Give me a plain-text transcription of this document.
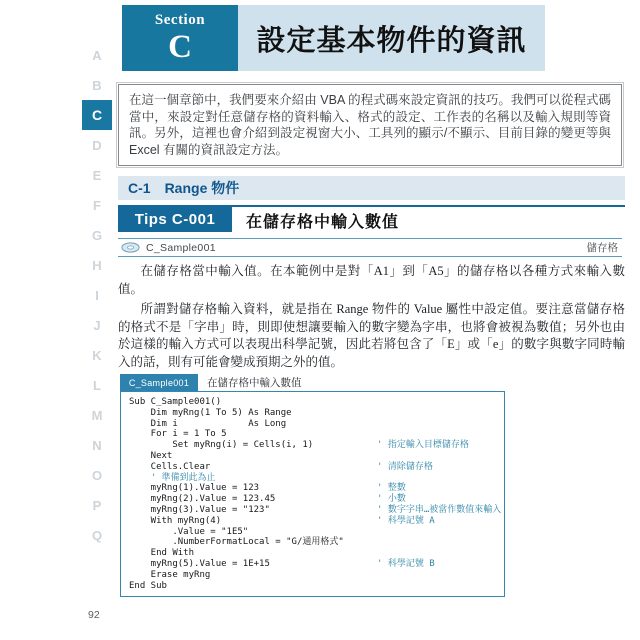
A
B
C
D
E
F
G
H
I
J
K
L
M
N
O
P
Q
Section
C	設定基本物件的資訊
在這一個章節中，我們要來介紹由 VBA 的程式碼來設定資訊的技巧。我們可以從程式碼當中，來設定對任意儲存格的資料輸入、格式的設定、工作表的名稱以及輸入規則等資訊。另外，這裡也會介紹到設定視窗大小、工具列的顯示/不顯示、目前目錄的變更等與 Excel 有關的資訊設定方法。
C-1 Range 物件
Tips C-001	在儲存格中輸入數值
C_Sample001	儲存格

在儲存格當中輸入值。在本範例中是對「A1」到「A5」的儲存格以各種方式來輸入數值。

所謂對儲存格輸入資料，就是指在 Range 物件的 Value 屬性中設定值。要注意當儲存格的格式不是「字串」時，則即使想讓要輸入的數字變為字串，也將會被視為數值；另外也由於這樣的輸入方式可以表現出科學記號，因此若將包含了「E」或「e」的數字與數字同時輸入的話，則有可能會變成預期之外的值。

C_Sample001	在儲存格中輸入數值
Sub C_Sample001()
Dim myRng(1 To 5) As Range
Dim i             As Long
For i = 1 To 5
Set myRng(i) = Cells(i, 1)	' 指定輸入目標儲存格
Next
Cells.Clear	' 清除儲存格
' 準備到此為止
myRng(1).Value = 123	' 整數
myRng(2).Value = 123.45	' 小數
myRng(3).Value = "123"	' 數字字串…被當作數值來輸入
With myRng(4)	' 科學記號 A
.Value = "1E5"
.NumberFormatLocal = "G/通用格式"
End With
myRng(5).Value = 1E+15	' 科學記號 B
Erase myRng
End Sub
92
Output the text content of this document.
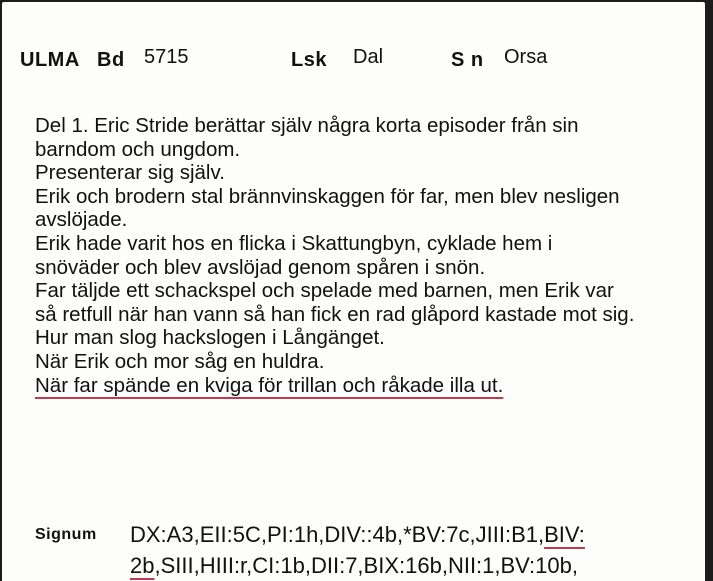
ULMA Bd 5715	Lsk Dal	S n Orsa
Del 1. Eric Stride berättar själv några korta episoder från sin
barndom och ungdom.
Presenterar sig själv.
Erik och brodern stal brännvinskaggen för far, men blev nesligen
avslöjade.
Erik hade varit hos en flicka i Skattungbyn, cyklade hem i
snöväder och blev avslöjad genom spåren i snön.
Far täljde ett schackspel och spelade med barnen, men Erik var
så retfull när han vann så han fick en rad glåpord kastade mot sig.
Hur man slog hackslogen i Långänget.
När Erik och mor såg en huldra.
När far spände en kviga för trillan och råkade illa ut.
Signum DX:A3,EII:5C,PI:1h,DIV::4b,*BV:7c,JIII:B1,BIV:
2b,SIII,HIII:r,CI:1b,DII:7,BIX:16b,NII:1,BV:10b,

····················

A faithful, word-for-word copy of the data is needed; the pictures should not appear in it.

Give me a plain-text transcription of this document.
A
B
C
D
E
F
G
H
I
J
K
L
M
N
O
P
Q
Section
C	設定基本物件的資訊
在這一個章節中，我們要來介紹由 VBA 的程式碼來設定資訊的技巧。我們可以從程式碼當中，來設定對任意儲存格的資料輸入、格式的設定、工作表的名稱以及輸入規則等資訊。另外，這裡也會介紹到設定視窗大小、工具列的顯示/不顯示、目前目錄的變更等與 Excel 有關的資訊設定方法。
C-1 Range 物件
Tips C-001	在儲存格中輸入數值
C_Sample001	儲存格

在儲存格當中輸入值。在本範例中是對「A1」到「A5」的儲存格以各種方式來輸入數值。

所謂對儲存格輸入資料，就是指在 Range 物件的 Value 屬性中設定值。要注意當儲存格的格式不是「字串」時，則即使想讓要輸入的數字變為字串，也將會被視為數值；另外也由於這樣的輸入方式可以表現出科學記號，因此若將包含了「E」或「e」的數字與數字同時輸入的話，則有可能會變成預期之外的值。

C_Sample001	在儲存格中輸入數值
Sub C_Sample001()
Dim myRng(1 To 5) As Range
Dim i             As Long
For i = 1 To 5
Set myRng(i) = Cells(i, 1)	' 指定輸入目標儲存格
Next
Cells.Clear	' 清除儲存格
' 準備到此為止
myRng(1).Value = 123	' 整數
myRng(2).Value = 123.45	' 小數
myRng(3).Value = "123"	' 數字字串…被當作數值來輸入
With myRng(4)	' 科學記號 A
.Value = "1E5"
.NumberFormatLocal = "G/通用格式"
End With
myRng(5).Value = 1E+15	' 科學記號 B
Erase myRng
End Sub
92
Output the text content of this document.
ULMA Bd 5715	Lsk Dal	S n Orsa
Del 1. Eric Stride berättar själv några korta episoder från sin
barndom och ungdom.
Presenterar sig själv.
Erik och brodern stal brännvinskaggen för far, men blev nesligen
avslöjade.
Erik hade varit hos en flicka i Skattungbyn, cyklade hem i
snöväder och blev avslöjad genom spåren i snön.
Far täljde ett schackspel och spelade med barnen, men Erik var
så retfull när han vann så han fick en rad glåpord kastade mot sig.
Hur man slog hackslogen i Långänget.
När Erik och mor såg en huldra.
När far spände en kviga för trillan och råkade illa ut.
Signum DX:A3,EII:5C,PI:1h,DIV::4b,*BV:7c,JIII:B1,BIV:
2b,SIII,HIII:r,CI:1b,DII:7,BIX:16b,NII:1,BV:10b,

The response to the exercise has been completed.